IL PROBLEMA: Trascriva parola per parola le voci seguenti, dall'inizio fino alla riga che contiene "line-chart-y-tick-label: 7 400", compresa quest'ultima.

(Dati sul posizionamento degli elementi)

--- --- ---

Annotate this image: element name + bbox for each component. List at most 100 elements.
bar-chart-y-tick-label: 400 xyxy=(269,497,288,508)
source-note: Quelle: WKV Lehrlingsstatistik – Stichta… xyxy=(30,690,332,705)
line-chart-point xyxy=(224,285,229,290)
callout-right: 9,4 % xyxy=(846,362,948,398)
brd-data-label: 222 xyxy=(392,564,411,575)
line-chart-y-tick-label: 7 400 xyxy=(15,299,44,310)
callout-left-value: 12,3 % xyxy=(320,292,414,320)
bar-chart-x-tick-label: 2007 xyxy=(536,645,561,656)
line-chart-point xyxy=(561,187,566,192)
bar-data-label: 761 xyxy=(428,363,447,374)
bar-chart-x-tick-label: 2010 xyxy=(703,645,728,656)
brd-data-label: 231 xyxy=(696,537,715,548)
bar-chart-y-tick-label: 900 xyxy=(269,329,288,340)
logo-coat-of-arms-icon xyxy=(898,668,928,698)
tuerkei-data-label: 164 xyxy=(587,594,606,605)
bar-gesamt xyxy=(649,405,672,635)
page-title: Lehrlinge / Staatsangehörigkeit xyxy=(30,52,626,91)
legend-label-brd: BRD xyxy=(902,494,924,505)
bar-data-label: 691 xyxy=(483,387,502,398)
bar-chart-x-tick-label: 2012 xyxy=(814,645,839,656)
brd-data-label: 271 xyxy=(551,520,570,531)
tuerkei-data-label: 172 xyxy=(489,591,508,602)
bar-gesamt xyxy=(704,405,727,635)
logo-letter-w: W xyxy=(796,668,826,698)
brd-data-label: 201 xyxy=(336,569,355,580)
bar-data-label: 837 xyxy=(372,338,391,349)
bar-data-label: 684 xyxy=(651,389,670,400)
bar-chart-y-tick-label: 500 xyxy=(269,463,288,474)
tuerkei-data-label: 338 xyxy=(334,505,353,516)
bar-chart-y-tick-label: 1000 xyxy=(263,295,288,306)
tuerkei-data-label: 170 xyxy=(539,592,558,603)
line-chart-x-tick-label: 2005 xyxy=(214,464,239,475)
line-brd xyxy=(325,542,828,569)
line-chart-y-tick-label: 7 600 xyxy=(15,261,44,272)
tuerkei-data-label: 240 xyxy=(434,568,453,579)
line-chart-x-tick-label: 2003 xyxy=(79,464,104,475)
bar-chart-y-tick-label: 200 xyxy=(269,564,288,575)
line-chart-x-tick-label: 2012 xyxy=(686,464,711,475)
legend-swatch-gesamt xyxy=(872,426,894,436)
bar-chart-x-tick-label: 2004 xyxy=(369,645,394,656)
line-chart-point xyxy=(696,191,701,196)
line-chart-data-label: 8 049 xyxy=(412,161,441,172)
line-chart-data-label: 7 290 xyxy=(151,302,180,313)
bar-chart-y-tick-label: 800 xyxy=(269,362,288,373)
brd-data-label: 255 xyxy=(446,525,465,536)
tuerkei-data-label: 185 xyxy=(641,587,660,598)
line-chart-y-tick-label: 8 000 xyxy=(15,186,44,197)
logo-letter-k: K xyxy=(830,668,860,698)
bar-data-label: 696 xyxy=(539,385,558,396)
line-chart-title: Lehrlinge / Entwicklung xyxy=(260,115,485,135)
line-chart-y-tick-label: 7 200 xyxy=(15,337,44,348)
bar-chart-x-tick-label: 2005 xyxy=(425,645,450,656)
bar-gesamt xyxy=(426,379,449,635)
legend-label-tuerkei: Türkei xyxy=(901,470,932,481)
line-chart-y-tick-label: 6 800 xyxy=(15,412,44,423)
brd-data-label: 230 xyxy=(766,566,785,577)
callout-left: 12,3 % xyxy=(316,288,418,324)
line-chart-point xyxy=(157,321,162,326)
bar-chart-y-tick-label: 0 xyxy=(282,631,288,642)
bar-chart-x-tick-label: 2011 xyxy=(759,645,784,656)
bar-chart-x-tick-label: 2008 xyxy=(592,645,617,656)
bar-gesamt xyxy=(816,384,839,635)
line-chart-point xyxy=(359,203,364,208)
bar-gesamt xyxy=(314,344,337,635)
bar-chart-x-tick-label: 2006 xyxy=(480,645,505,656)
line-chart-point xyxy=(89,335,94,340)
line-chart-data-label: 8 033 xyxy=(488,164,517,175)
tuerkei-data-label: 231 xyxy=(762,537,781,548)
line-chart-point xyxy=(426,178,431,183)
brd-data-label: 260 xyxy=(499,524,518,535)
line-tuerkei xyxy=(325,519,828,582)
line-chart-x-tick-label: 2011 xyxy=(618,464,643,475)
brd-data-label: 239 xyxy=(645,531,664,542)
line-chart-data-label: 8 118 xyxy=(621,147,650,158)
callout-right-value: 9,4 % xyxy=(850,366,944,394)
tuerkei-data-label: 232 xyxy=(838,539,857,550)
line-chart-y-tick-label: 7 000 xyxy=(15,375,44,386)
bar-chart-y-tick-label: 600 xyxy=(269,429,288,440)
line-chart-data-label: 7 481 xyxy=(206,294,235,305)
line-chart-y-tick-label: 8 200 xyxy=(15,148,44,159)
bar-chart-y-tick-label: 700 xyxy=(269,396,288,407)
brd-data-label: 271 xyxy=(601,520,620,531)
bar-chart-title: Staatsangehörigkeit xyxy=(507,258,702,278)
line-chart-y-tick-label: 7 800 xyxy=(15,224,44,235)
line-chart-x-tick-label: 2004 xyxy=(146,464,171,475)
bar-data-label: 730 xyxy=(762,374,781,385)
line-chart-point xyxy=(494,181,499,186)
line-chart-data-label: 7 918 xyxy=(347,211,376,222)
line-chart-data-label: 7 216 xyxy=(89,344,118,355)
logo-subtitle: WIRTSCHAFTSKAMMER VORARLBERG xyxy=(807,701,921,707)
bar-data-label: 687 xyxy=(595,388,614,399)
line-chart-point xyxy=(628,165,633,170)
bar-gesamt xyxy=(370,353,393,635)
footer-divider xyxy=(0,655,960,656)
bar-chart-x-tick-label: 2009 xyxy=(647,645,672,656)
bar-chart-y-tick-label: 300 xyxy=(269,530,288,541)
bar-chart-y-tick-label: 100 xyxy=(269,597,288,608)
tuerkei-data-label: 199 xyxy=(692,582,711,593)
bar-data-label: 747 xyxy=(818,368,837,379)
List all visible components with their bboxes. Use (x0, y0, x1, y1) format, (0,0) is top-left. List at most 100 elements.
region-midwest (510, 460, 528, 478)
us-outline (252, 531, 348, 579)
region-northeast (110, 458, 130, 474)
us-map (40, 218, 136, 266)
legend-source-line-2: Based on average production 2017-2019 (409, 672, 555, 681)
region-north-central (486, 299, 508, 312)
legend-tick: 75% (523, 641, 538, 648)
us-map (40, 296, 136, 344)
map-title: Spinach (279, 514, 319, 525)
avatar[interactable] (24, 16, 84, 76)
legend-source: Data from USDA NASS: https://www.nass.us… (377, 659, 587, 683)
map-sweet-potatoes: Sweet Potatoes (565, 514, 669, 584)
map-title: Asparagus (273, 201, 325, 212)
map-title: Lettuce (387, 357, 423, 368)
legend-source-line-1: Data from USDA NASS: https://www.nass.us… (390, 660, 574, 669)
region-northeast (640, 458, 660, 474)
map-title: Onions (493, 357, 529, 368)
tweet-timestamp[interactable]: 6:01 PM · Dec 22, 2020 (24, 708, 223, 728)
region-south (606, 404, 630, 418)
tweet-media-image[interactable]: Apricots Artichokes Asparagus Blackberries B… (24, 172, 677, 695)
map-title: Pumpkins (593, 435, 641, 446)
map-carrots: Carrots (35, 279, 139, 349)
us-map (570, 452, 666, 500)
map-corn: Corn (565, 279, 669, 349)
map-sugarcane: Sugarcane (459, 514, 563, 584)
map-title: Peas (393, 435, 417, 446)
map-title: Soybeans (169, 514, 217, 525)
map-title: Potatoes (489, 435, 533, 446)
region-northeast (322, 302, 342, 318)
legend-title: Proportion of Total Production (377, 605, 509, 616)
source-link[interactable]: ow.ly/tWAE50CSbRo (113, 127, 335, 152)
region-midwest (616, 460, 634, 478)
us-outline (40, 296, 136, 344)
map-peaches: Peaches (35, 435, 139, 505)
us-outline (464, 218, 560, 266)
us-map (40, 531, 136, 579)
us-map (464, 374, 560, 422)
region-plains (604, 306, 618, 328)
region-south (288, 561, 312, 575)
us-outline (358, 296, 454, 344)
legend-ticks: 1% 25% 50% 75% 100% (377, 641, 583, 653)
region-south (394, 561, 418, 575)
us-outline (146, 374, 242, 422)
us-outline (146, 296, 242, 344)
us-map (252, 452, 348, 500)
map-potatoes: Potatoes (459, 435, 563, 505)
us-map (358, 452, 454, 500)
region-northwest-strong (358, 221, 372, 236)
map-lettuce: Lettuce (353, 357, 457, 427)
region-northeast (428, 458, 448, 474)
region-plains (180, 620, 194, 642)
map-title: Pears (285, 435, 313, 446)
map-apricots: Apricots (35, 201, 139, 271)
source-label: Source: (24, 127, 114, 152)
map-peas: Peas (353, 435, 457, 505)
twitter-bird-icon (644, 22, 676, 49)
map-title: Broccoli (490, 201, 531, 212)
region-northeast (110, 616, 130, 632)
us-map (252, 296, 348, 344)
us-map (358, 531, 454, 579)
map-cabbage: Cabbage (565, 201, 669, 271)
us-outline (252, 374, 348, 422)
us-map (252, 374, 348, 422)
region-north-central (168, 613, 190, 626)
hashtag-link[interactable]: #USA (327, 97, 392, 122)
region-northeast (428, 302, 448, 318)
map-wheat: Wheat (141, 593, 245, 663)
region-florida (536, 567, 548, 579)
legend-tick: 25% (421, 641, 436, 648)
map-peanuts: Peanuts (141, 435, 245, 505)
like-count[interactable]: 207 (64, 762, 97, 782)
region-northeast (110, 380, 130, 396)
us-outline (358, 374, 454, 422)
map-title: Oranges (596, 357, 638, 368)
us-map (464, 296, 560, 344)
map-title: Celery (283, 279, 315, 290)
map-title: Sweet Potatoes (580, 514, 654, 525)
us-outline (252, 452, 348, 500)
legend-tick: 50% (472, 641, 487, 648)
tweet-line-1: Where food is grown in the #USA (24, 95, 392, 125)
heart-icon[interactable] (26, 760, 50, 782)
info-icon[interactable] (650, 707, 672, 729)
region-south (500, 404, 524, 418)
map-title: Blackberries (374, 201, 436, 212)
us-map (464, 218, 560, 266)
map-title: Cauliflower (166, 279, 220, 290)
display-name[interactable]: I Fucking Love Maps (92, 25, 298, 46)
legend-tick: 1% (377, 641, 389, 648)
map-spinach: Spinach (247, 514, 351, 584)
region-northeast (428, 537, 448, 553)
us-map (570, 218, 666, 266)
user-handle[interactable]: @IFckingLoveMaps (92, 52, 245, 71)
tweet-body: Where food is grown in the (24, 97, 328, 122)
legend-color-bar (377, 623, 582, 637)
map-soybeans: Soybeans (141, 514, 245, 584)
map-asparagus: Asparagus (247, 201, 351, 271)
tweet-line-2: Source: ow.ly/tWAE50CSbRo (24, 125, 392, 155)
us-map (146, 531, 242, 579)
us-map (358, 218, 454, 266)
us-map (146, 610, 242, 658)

--- --- ---

RISULTATO QUI SOTTO:
Annotate this image: element name + bbox for each component. List at most 100 elements.
bar-chart-y-tick-label: 400 xyxy=(269,497,288,508)
source-note: Quelle: WKV Lehrlingsstatistik – Stichta… xyxy=(30,690,332,705)
line-chart-point xyxy=(224,285,229,290)
callout-right: 9,4 % xyxy=(846,362,948,398)
brd-data-label: 222 xyxy=(392,564,411,575)
line-chart-y-tick-label: 7 400 xyxy=(15,299,44,310)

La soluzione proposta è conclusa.